## REQUIRED WORK
Output all lines exactly.

## DATA PROVIDED

_ _ _

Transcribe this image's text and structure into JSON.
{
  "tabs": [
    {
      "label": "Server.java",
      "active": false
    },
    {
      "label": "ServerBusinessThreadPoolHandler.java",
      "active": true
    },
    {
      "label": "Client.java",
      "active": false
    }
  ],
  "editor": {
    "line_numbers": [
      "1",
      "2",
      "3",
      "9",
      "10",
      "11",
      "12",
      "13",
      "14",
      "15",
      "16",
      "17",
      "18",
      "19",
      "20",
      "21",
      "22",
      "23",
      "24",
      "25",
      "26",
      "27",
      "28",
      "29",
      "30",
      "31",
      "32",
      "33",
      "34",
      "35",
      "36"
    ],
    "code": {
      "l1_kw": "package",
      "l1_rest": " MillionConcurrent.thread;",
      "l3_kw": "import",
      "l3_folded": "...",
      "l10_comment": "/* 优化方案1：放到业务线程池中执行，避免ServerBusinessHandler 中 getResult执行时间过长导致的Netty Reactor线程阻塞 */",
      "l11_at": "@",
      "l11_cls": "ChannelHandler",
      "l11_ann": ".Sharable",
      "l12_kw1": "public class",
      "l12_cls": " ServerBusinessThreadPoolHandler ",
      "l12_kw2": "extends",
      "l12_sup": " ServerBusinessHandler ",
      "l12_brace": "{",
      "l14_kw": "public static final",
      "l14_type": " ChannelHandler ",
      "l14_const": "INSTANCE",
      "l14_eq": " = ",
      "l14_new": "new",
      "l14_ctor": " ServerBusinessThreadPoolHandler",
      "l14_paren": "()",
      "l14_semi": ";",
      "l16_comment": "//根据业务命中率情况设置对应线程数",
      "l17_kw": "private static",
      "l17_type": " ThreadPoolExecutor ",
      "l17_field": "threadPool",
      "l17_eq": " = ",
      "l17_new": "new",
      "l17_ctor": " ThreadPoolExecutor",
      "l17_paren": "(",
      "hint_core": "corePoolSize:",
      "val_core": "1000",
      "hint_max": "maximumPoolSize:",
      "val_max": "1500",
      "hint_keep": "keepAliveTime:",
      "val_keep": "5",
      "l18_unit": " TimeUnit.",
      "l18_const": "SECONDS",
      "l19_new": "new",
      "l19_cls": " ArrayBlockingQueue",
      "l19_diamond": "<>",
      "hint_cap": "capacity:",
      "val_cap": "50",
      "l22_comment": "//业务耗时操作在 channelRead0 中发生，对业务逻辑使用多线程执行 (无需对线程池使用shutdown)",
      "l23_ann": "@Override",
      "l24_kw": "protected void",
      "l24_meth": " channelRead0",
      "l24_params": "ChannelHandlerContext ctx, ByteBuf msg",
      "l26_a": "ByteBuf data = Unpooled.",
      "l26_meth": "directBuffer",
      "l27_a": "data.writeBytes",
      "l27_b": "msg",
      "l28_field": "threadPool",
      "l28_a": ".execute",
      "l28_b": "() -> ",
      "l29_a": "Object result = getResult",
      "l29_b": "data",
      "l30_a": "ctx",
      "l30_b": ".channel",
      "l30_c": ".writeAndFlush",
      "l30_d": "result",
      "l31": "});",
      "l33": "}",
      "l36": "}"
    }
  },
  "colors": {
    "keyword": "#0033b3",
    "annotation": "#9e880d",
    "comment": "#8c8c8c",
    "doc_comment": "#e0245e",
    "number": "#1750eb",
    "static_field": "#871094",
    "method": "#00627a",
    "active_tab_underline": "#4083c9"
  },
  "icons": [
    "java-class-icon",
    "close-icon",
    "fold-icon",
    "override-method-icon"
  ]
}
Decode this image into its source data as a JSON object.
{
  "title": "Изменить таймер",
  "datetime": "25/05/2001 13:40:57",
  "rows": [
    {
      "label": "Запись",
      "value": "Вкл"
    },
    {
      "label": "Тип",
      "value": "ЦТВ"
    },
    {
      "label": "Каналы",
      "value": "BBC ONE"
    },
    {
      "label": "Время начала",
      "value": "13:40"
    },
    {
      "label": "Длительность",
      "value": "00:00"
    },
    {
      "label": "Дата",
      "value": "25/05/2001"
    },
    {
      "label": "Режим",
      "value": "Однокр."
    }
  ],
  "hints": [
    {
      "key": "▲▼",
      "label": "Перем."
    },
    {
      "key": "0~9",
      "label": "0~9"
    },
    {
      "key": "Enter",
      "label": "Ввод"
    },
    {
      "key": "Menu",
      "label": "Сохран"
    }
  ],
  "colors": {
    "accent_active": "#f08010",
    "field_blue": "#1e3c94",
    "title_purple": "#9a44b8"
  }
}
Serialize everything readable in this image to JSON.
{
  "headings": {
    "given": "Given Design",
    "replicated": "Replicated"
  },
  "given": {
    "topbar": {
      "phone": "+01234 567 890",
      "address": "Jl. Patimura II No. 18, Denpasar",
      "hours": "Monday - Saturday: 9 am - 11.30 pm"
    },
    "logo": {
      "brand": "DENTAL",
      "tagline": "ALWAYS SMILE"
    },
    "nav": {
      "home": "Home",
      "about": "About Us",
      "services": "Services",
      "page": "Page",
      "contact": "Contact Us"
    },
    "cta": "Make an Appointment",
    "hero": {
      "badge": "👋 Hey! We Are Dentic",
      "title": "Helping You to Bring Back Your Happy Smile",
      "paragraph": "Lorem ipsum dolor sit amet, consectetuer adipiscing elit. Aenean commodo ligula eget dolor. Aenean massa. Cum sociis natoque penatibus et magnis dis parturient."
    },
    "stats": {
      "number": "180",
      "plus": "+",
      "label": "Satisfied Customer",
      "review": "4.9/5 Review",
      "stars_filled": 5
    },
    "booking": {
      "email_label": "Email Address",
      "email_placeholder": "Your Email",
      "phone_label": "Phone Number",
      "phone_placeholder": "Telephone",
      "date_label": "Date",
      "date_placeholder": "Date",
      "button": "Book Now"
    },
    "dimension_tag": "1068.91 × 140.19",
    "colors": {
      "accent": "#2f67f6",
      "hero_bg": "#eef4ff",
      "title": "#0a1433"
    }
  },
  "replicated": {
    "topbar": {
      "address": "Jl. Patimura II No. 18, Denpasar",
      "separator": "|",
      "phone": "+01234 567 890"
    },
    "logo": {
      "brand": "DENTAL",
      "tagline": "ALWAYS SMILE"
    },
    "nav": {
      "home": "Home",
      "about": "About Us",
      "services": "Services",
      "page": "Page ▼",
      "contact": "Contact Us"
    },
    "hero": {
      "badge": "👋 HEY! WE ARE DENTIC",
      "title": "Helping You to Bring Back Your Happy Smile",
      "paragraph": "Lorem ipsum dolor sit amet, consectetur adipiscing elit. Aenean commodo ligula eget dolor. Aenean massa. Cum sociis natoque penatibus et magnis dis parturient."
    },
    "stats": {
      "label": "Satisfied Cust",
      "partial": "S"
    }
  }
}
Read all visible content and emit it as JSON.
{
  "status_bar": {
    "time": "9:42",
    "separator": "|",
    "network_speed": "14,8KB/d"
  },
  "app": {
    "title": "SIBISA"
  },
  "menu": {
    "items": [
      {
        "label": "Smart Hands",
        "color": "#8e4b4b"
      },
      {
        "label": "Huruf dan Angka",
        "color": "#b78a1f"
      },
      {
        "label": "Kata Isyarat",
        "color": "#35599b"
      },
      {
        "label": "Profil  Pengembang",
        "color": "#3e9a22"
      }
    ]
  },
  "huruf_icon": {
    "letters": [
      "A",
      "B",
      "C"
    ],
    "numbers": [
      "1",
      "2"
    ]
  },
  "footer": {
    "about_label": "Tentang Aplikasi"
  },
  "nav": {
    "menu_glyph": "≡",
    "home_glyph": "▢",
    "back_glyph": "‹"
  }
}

_ _ _

## ANSWER FOR THIS EXERCISE
Transcribe this image's text and structure into JSON.
{
  "tabs": [
    {
      "label": "Server.java",
      "active": false
    },
    {
      "label": "ServerBusinessThreadPoolHandler.java",
      "active": true
    },
    {
      "label": "Client.java",
      "active": false
    }
  ],
  "editor": {
    "line_numbers": [
      "1",
      "2",
      "3",
      "9",
      "10",
      "11",
      "12",
      "13",
      "14",
      "15",
      "16",
      "17",
      "18",
      "19",
      "20",
      "21",
      "22",
      "23",
      "24",
      "25",
      "26",
      "27",
      "28",
      "29",
      "30",
      "31",
      "32",
      "33",
      "34",
      "35",
      "36"
    ],
    "code": {
      "l1_kw": "package",
      "l1_rest": " MillionConcurrent.thread;",
      "l3_kw": "import",
      "l3_folded": "...",
      "l10_comment": "/* 优化方案1：放到业务线程池中执行，避免ServerBusinessHandler 中 getResult执行时间过长导致的Netty Reactor线程阻塞 */",
      "l11_at": "@",
      "l11_cls": "ChannelHandler",
      "l11_ann": ".Sharable",
      "l12_kw1": "public class",
      "l12_cls": " ServerBusinessThreadPoolHandler ",
      "l12_kw2": "extends",
      "l12_sup": " ServerBusinessHandler ",
      "l12_brace": "{",
      "l14_kw": "public static final",
      "l14_type": " ChannelHandler ",
      "l14_const": "INSTANCE",
      "l14_eq": " = ",
      "l14_new": "new",
      "l14_ctor": " ServerBusinessThreadPoolHandler",
      "l14_paren": "()",
      "l14_semi": ";",
      "l16_comment": "//根据业务命中率情况设置对应线程数",
      "l17_kw": "private static",
      "l17_type": " ThreadPoolExecutor ",
      "l17_field": "threadPool",
      "l17_eq": " = ",
      "l17_new": "new",
      "l17_ctor": " ThreadPoolExecutor",
      "l17_paren": "(",
      "hint_core": "corePoolSize:",
      "val_core": "1000",
      "hint_max": "maximumPoolSize:",
      "val_max": "1500",
      "hint_keep": "keepAliveTime:",
      "val_keep": "5",
      "l18_unit": " TimeUnit.",
      "l18_const": "SECONDS",
      "l19_new": "new",
      "l19_cls": " ArrayBlockingQueue",
      "l19_diamond": "<>",
      "hint_cap": "capacity:",
      "val_cap": "50",
      "l22_comment": "//业务耗时操作在 channelRead0 中发生，对业务逻辑使用多线程执行 (无需对线程池使用shutdown)",
      "l23_ann": "@Override",
      "l24_kw": "protected void",
      "l24_meth": " channelRead0",
      "l24_params": "ChannelHandlerContext ctx, ByteBuf msg",
      "l26_a": "ByteBuf data = Unpooled.",
      "l26_meth": "directBuffer",
      "l27_a": "data.writeBytes",
      "l27_b": "msg",
      "l28_field": "threadPool",
      "l28_a": ".execute",
      "l28_b": "() -> ",
      "l29_a": "Object result = getResult",
      "l29_b": "data",
      "l30_a": "ctx",
      "l30_b": ".channel",
      "l30_c": ".writeAndFlush",
      "l30_d": "result",
      "l31": "});",
      "l33": "}",
      "l36": "}"
    }
  },
  "colors": {
    "keyword": "#0033b3",
    "annotation": "#9e880d",
    "comment": "#8c8c8c",
    "doc_comment": "#e0245e",
    "number": "#1750eb",
    "static_field": "#871094",
    "method": "#00627a",
    "active_tab_underline": "#4083c9"
  },
  "icons": [
    "java-class-icon",
    "close-icon",
    "fold-icon",
    "override-method-icon"
  ]
}
Decode this image into its source data as a JSON object.
{
  "title": "Изменить таймер",
  "datetime": "25/05/2001 13:40:57",
  "rows": [
    {
      "label": "Запись",
      "value": "Вкл"
    },
    {
      "label": "Тип",
      "value": "ЦТВ"
    },
    {
      "label": "Каналы",
      "value": "BBC ONE"
    },
    {
      "label": "Время начала",
      "value": "13:40"
    },
    {
      "label": "Длительность",
      "value": "00:00"
    },
    {
      "label": "Дата",
      "value": "25/05/2001"
    },
    {
      "label": "Режим",
      "value": "Однокр."
    }
  ],
  "hints": [
    {
      "key": "▲▼",
      "label": "Перем."
    },
    {
      "key": "0~9",
      "label": "0~9"
    },
    {
      "key": "Enter",
      "label": "Ввод"
    },
    {
      "key": "Menu",
      "label": "Сохран"
    }
  ],
  "colors": {
    "accent_active": "#f08010",
    "field_blue": "#1e3c94",
    "title_purple": "#9a44b8"
  }
}
Serialize everything readable in this image to JSON.
{
  "headings": {
    "given": "Given Design",
    "replicated": "Replicated"
  },
  "given": {
    "topbar": {
      "phone": "+01234 567 890",
      "address": "Jl. Patimura II No. 18, Denpasar",
      "hours": "Monday - Saturday: 9 am - 11.30 pm"
    },
    "logo": {
      "brand": "DENTAL",
      "tagline": "ALWAYS SMILE"
    },
    "nav": {
      "home": "Home",
      "about": "About Us",
      "services": "Services",
      "page": "Page",
      "contact": "Contact Us"
    },
    "cta": "Make an Appointment",
    "hero": {
      "badge": "👋 Hey! We Are Dentic",
      "title": "Helping You to Bring Back Your Happy Smile",
      "paragraph": "Lorem ipsum dolor sit amet, consectetuer adipiscing elit. Aenean commodo ligula eget dolor. Aenean massa. Cum sociis natoque penatibus et magnis dis parturient."
    },
    "stats": {
      "number": "180",
      "plus": "+",
      "label": "Satisfied Customer",
      "review": "4.9/5 Review",
      "stars_filled": 5
    },
    "booking": {
      "email_label": "Email Address",
      "email_placeholder": "Your Email",
      "phone_label": "Phone Number",
      "phone_placeholder": "Telephone",
      "date_label": "Date",
      "date_placeholder": "Date",
      "button": "Book Now"
    },
    "dimension_tag": "1068.91 × 140.19",
    "colors": {
      "accent": "#2f67f6",
      "hero_bg": "#eef4ff",
      "title": "#0a1433"
    }
  },
  "replicated": {
    "topbar": {
      "address": "Jl. Patimura II No. 18, Denpasar",
      "separator": "|",
      "phone": "+01234 567 890"
    },
    "logo": {
      "brand": "DENTAL",
      "tagline": "ALWAYS SMILE"
    },
    "nav": {
      "home": "Home",
      "about": "About Us",
      "services": "Services",
      "page": "Page ▼",
      "contact": "Contact Us"
    },
    "hero": {
      "badge": "👋 HEY! WE ARE DENTIC",
      "title": "Helping You to Bring Back Your Happy Smile",
      "paragraph": "Lorem ipsum dolor sit amet, consectetur adipiscing elit. Aenean commodo ligula eget dolor. Aenean massa. Cum sociis natoque penatibus et magnis dis parturient."
    },
    "stats": {
      "label": "Satisfied Cust",
      "partial": "S"
    }
  }
}
Read all visible content and emit it as JSON.
{
  "status_bar": {
    "time": "9:42",
    "separator": "|",
    "network_speed": "14,8KB/d"
  },
  "app": {
    "title": "SIBISA"
  },
  "menu": {
    "items": [
      {
        "label": "Smart Hands",
        "color": "#8e4b4b"
      },
      {
        "label": "Huruf dan Angka",
        "color": "#b78a1f"
      },
      {
        "label": "Kata Isyarat",
        "color": "#35599b"
      },
      {
        "label": "Profil  Pengembang",
        "color": "#3e9a22"
      }
    ]
  },
  "huruf_icon": {
    "letters": [
      "A",
      "B",
      "C"
    ],
    "numbers": [
      "1",
      "2"
    ]
  },
  "footer": {
    "about_label": "Tentang Aplikasi"
  },
  "nav": {
    "menu_glyph": "≡",
    "home_glyph": "▢",
    "back_glyph": "‹"
  }
}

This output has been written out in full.